Information given ▸
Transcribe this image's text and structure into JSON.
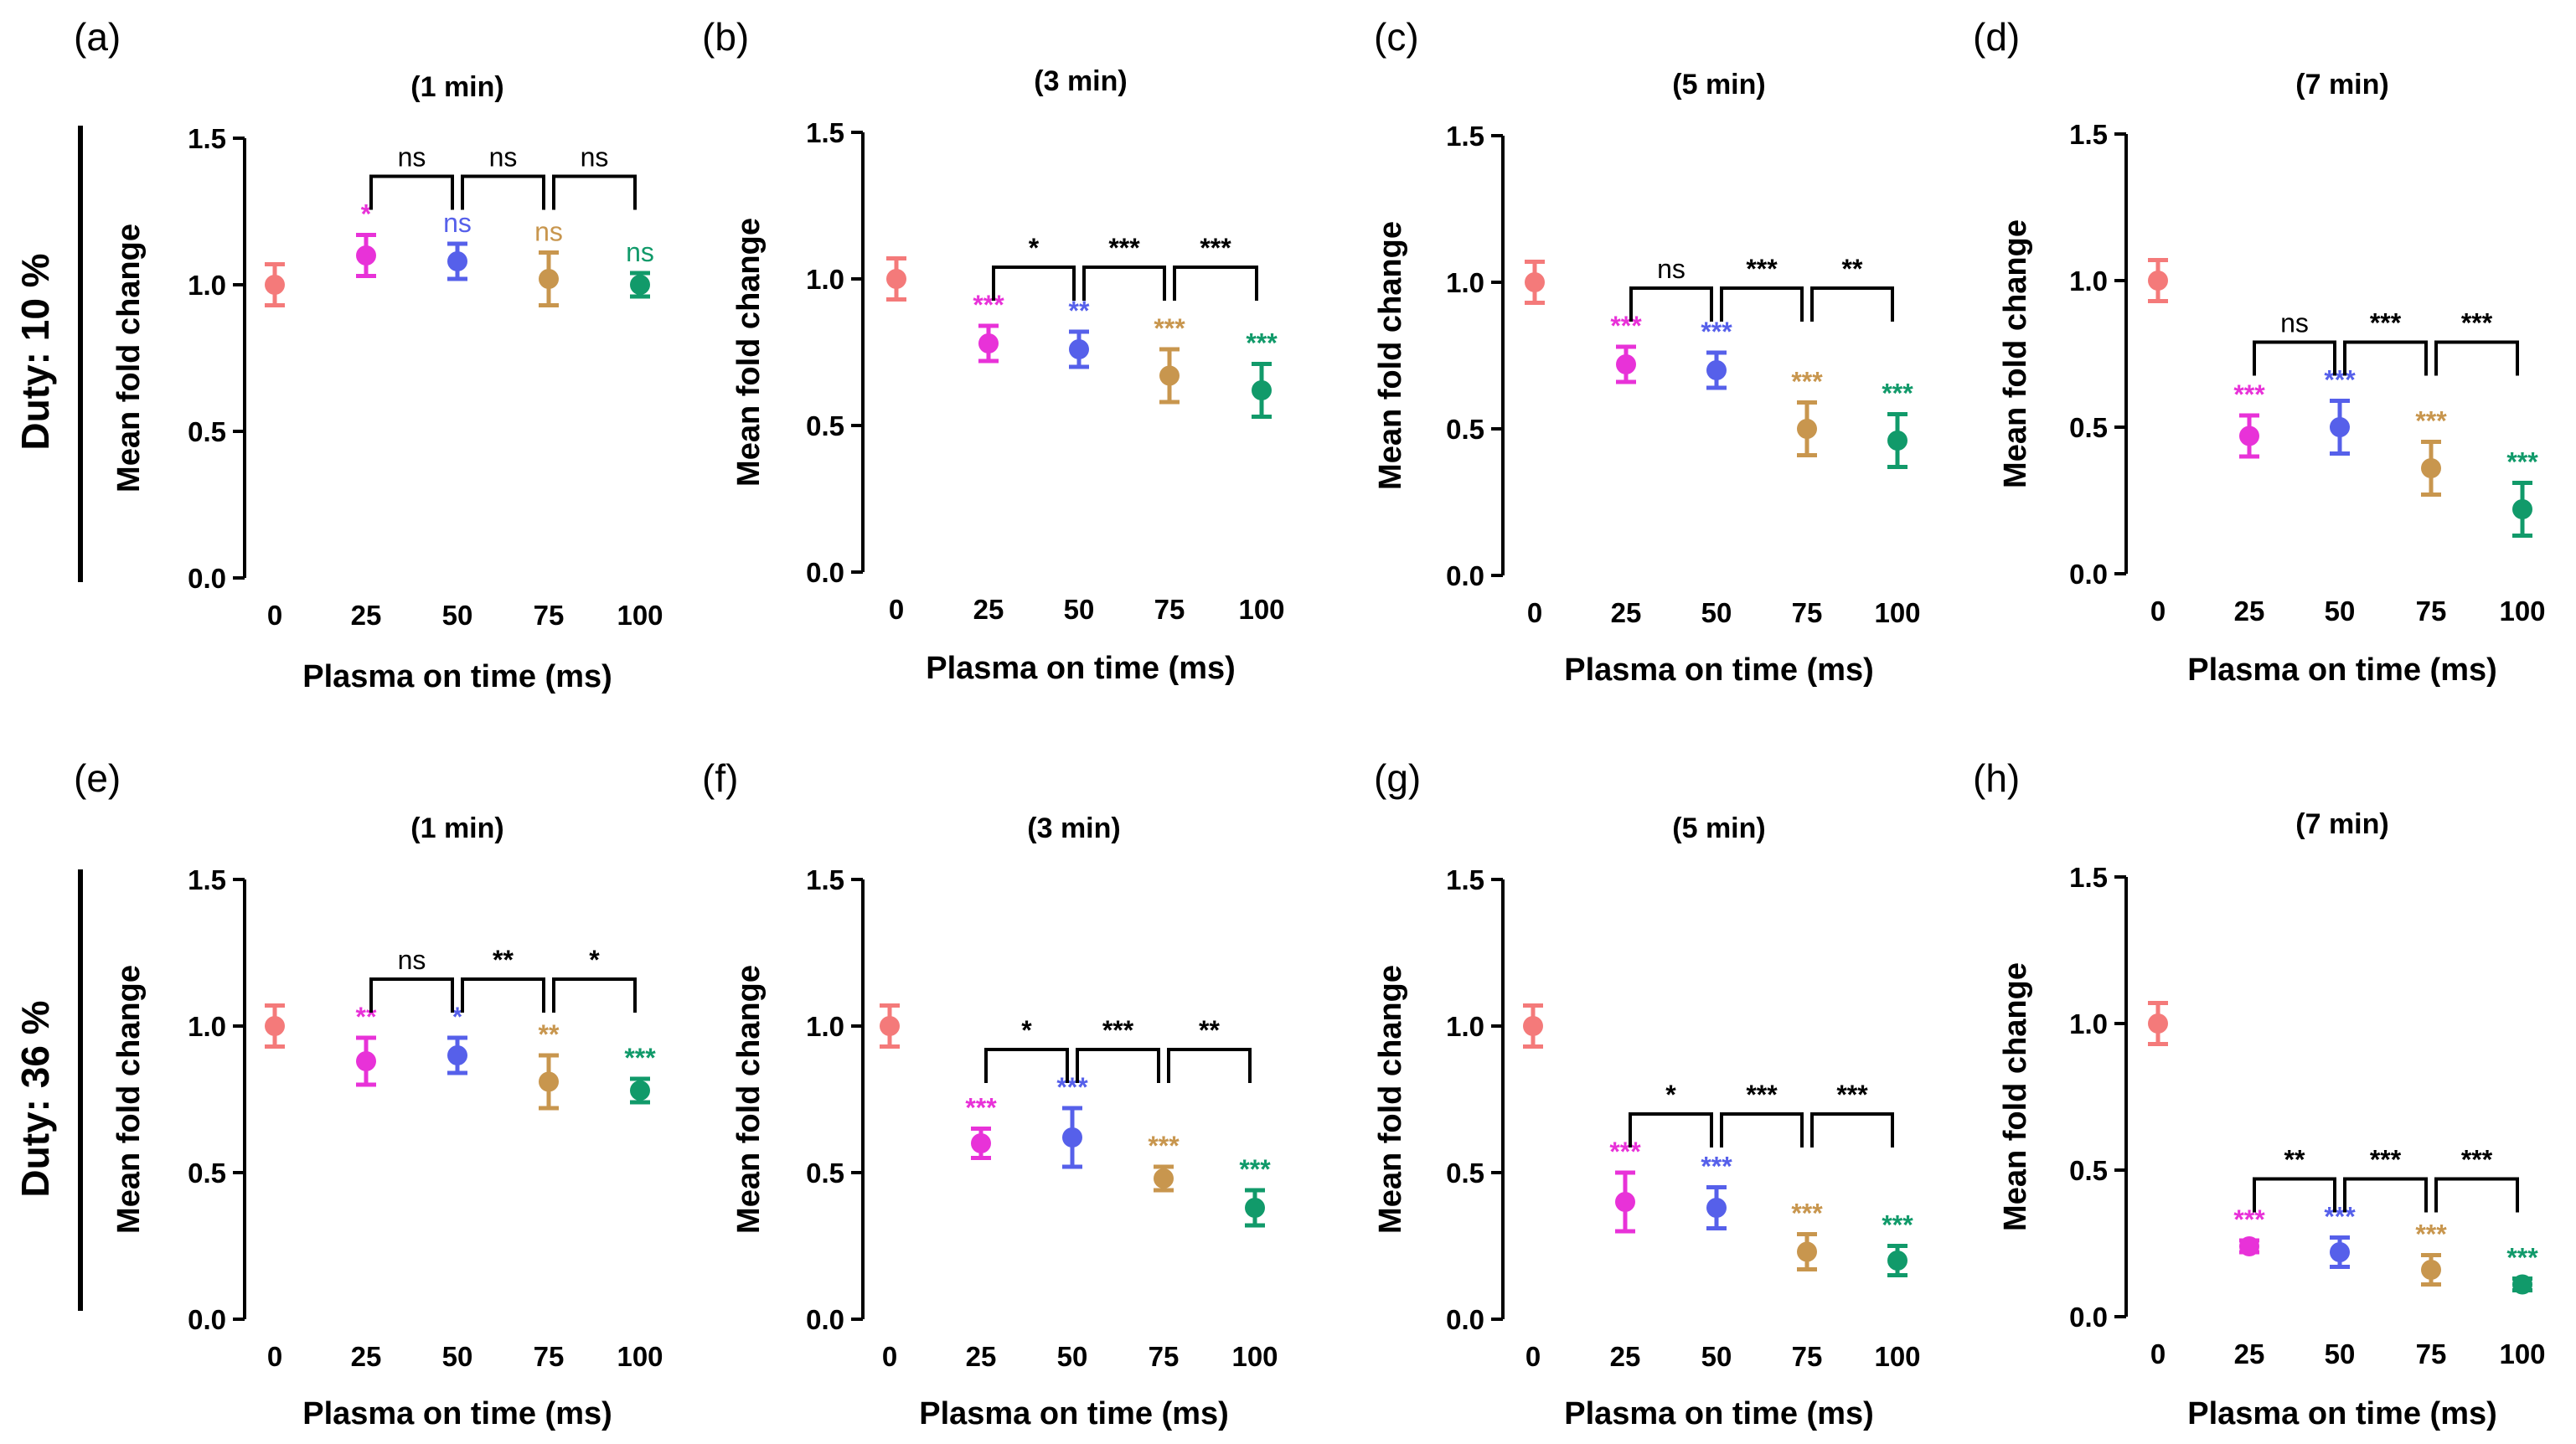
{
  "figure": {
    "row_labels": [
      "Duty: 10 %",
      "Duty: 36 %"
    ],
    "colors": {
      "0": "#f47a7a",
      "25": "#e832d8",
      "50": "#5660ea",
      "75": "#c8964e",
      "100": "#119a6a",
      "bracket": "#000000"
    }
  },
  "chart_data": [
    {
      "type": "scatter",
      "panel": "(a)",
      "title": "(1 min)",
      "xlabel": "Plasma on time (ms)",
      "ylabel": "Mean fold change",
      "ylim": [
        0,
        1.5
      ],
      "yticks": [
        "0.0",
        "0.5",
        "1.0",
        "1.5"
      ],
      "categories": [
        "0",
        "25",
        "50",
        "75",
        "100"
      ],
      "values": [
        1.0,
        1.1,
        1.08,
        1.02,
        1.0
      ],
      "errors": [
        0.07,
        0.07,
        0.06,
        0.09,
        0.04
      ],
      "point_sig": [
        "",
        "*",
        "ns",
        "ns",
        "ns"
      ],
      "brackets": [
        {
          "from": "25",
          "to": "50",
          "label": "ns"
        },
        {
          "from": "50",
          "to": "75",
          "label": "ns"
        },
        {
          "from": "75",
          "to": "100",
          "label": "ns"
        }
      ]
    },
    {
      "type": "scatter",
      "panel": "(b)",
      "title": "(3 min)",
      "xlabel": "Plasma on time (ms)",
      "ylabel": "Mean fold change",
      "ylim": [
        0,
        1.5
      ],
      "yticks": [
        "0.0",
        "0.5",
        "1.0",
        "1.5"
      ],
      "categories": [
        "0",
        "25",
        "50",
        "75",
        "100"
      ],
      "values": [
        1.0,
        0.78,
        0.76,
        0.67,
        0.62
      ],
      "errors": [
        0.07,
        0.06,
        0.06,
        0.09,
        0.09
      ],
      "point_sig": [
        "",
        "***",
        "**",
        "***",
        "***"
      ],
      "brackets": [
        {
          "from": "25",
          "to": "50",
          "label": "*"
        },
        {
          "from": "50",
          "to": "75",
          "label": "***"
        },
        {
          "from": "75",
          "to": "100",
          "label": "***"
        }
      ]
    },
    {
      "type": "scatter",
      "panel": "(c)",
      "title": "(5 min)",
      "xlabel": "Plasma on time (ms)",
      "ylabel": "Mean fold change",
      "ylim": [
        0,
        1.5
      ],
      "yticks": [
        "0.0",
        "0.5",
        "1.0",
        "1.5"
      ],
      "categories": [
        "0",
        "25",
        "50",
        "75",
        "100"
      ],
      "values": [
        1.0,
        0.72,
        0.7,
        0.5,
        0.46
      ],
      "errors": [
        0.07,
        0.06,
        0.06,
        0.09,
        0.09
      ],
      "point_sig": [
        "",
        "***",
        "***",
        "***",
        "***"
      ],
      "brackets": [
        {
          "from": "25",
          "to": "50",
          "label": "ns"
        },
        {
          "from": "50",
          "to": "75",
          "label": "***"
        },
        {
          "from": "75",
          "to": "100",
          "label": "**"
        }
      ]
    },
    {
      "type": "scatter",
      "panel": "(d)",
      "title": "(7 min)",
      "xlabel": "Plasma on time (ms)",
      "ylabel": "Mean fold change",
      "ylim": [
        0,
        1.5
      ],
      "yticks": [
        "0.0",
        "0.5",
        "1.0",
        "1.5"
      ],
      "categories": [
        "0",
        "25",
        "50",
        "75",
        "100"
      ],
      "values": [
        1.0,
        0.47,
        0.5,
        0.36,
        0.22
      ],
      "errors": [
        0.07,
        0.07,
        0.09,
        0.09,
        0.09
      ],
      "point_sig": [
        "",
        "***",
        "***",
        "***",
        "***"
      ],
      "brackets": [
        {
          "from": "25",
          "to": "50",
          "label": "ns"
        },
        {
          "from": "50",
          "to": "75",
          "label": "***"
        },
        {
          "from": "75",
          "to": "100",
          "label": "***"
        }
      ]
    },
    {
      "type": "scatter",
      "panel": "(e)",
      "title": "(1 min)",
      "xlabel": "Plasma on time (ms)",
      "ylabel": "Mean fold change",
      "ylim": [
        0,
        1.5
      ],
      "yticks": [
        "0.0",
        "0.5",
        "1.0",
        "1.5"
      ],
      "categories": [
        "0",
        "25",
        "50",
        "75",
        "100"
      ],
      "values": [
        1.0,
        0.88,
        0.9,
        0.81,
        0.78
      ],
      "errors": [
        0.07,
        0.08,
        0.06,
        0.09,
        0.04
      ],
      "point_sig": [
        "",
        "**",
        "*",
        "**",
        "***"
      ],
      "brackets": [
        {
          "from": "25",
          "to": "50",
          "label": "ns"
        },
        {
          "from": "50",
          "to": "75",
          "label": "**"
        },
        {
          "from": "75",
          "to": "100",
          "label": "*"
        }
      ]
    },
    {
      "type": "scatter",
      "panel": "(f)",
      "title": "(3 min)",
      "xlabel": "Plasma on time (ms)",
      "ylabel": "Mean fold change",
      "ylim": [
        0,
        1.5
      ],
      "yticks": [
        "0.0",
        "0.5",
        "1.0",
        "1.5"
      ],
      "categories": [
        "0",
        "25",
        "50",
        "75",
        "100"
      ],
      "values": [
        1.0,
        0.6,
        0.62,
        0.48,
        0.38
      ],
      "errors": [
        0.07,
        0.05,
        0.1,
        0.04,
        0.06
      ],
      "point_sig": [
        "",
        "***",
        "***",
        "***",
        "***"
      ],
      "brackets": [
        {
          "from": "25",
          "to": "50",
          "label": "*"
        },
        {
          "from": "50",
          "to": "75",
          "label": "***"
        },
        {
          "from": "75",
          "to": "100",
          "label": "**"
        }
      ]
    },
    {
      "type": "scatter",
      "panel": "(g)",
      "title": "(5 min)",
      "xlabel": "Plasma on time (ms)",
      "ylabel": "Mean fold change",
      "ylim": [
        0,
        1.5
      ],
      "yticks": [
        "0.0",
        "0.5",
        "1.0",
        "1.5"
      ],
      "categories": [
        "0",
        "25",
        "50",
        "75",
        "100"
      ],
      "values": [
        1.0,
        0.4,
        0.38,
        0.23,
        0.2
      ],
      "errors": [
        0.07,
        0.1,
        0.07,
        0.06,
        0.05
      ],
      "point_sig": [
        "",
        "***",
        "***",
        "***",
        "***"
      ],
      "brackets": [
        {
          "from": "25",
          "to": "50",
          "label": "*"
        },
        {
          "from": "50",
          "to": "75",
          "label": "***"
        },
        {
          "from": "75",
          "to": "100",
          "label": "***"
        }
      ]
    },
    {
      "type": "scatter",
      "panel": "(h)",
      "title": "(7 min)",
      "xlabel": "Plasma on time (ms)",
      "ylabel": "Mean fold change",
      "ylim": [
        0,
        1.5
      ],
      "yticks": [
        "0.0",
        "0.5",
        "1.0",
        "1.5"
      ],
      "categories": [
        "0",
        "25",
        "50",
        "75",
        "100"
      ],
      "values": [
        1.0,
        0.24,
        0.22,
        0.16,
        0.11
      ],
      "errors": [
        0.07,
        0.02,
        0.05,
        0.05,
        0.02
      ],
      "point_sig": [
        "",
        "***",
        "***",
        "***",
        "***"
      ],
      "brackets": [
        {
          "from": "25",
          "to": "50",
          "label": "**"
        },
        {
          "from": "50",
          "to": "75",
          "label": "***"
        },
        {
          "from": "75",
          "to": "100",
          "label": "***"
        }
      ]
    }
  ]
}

Task instructions ▸ Keep every word of the data as it is when you write it out, but drop the pictures.

Output of the exercise ▸
Transcribe this image's text and structure into JSON.
{
  "figure": {
    "row_labels": [
      "Duty: 10 %",
      "Duty: 36 %"
    ],
    "colors": {
      "0": "#f47a7a",
      "25": "#e832d8",
      "50": "#5660ea",
      "75": "#c8964e",
      "100": "#119a6a",
      "bracket": "#000000"
    }
  },
  "chart_data": [
    {
      "type": "scatter",
      "panel": "(a)",
      "title": "(1 min)",
      "xlabel": "Plasma on time (ms)",
      "ylabel": "Mean fold change",
      "ylim": [
        0,
        1.5
      ],
      "yticks": [
        "0.0",
        "0.5",
        "1.0",
        "1.5"
      ],
      "categories": [
        "0",
        "25",
        "50",
        "75",
        "100"
      ],
      "values": [
        1.0,
        1.1,
        1.08,
        1.02,
        1.0
      ],
      "errors": [
        0.07,
        0.07,
        0.06,
        0.09,
        0.04
      ],
      "point_sig": [
        "",
        "*",
        "ns",
        "ns",
        "ns"
      ],
      "brackets": [
        {
          "from": "25",
          "to": "50",
          "label": "ns"
        },
        {
          "from": "50",
          "to": "75",
          "label": "ns"
        },
        {
          "from": "75",
          "to": "100",
          "label": "ns"
        }
      ]
    },
    {
      "type": "scatter",
      "panel": "(b)",
      "title": "(3 min)",
      "xlabel": "Plasma on time (ms)",
      "ylabel": "Mean fold change",
      "ylim": [
        0,
        1.5
      ],
      "yticks": [
        "0.0",
        "0.5",
        "1.0",
        "1.5"
      ],
      "categories": [
        "0",
        "25",
        "50",
        "75",
        "100"
      ],
      "values": [
        1.0,
        0.78,
        0.76,
        0.67,
        0.62
      ],
      "errors": [
        0.07,
        0.06,
        0.06,
        0.09,
        0.09
      ],
      "point_sig": [
        "",
        "***",
        "**",
        "***",
        "***"
      ],
      "brackets": [
        {
          "from": "25",
          "to": "50",
          "label": "*"
        },
        {
          "from": "50",
          "to": "75",
          "label": "***"
        },
        {
          "from": "75",
          "to": "100",
          "label": "***"
        }
      ]
    },
    {
      "type": "scatter",
      "panel": "(c)",
      "title": "(5 min)",
      "xlabel": "Plasma on time (ms)",
      "ylabel": "Mean fold change",
      "ylim": [
        0,
        1.5
      ],
      "yticks": [
        "0.0",
        "0.5",
        "1.0",
        "1.5"
      ],
      "categories": [
        "0",
        "25",
        "50",
        "75",
        "100"
      ],
      "values": [
        1.0,
        0.72,
        0.7,
        0.5,
        0.46
      ],
      "errors": [
        0.07,
        0.06,
        0.06,
        0.09,
        0.09
      ],
      "point_sig": [
        "",
        "***",
        "***",
        "***",
        "***"
      ],
      "brackets": [
        {
          "from": "25",
          "to": "50",
          "label": "ns"
        },
        {
          "from": "50",
          "to": "75",
          "label": "***"
        },
        {
          "from": "75",
          "to": "100",
          "label": "**"
        }
      ]
    },
    {
      "type": "scatter",
      "panel": "(d)",
      "title": "(7 min)",
      "xlabel": "Plasma on time (ms)",
      "ylabel": "Mean fold change",
      "ylim": [
        0,
        1.5
      ],
      "yticks": [
        "0.0",
        "0.5",
        "1.0",
        "1.5"
      ],
      "categories": [
        "0",
        "25",
        "50",
        "75",
        "100"
      ],
      "values": [
        1.0,
        0.47,
        0.5,
        0.36,
        0.22
      ],
      "errors": [
        0.07,
        0.07,
        0.09,
        0.09,
        0.09
      ],
      "point_sig": [
        "",
        "***",
        "***",
        "***",
        "***"
      ],
      "brackets": [
        {
          "from": "25",
          "to": "50",
          "label": "ns"
        },
        {
          "from": "50",
          "to": "75",
          "label": "***"
        },
        {
          "from": "75",
          "to": "100",
          "label": "***"
        }
      ]
    },
    {
      "type": "scatter",
      "panel": "(e)",
      "title": "(1 min)",
      "xlabel": "Plasma on time (ms)",
      "ylabel": "Mean fold change",
      "ylim": [
        0,
        1.5
      ],
      "yticks": [
        "0.0",
        "0.5",
        "1.0",
        "1.5"
      ],
      "categories": [
        "0",
        "25",
        "50",
        "75",
        "100"
      ],
      "values": [
        1.0,
        0.88,
        0.9,
        0.81,
        0.78
      ],
      "errors": [
        0.07,
        0.08,
        0.06,
        0.09,
        0.04
      ],
      "point_sig": [
        "",
        "**",
        "*",
        "**",
        "***"
      ],
      "brackets": [
        {
          "from": "25",
          "to": "50",
          "label": "ns"
        },
        {
          "from": "50",
          "to": "75",
          "label": "**"
        },
        {
          "from": "75",
          "to": "100",
          "label": "*"
        }
      ]
    },
    {
      "type": "scatter",
      "panel": "(f)",
      "title": "(3 min)",
      "xlabel": "Plasma on time (ms)",
      "ylabel": "Mean fold change",
      "ylim": [
        0,
        1.5
      ],
      "yticks": [
        "0.0",
        "0.5",
        "1.0",
        "1.5"
      ],
      "categories": [
        "0",
        "25",
        "50",
        "75",
        "100"
      ],
      "values": [
        1.0,
        0.6,
        0.62,
        0.48,
        0.38
      ],
      "errors": [
        0.07,
        0.05,
        0.1,
        0.04,
        0.06
      ],
      "point_sig": [
        "",
        "***",
        "***",
        "***",
        "***"
      ],
      "brackets": [
        {
          "from": "25",
          "to": "50",
          "label": "*"
        },
        {
          "from": "50",
          "to": "75",
          "label": "***"
        },
        {
          "from": "75",
          "to": "100",
          "label": "**"
        }
      ]
    },
    {
      "type": "scatter",
      "panel": "(g)",
      "title": "(5 min)",
      "xlabel": "Plasma on time (ms)",
      "ylabel": "Mean fold change",
      "ylim": [
        0,
        1.5
      ],
      "yticks": [
        "0.0",
        "0.5",
        "1.0",
        "1.5"
      ],
      "categories": [
        "0",
        "25",
        "50",
        "75",
        "100"
      ],
      "values": [
        1.0,
        0.4,
        0.38,
        0.23,
        0.2
      ],
      "errors": [
        0.07,
        0.1,
        0.07,
        0.06,
        0.05
      ],
      "point_sig": [
        "",
        "***",
        "***",
        "***",
        "***"
      ],
      "brackets": [
        {
          "from": "25",
          "to": "50",
          "label": "*"
        },
        {
          "from": "50",
          "to": "75",
          "label": "***"
        },
        {
          "from": "75",
          "to": "100",
          "label": "***"
        }
      ]
    },
    {
      "type": "scatter",
      "panel": "(h)",
      "title": "(7 min)",
      "xlabel": "Plasma on time (ms)",
      "ylabel": "Mean fold change",
      "ylim": [
        0,
        1.5
      ],
      "yticks": [
        "0.0",
        "0.5",
        "1.0",
        "1.5"
      ],
      "categories": [
        "0",
        "25",
        "50",
        "75",
        "100"
      ],
      "values": [
        1.0,
        0.24,
        0.22,
        0.16,
        0.11
      ],
      "errors": [
        0.07,
        0.02,
        0.05,
        0.05,
        0.02
      ],
      "point_sig": [
        "",
        "***",
        "***",
        "***",
        "***"
      ],
      "brackets": [
        {
          "from": "25",
          "to": "50",
          "label": "**"
        },
        {
          "from": "50",
          "to": "75",
          "label": "***"
        },
        {
          "from": "75",
          "to": "100",
          "label": "***"
        }
      ]
    }
  ]
}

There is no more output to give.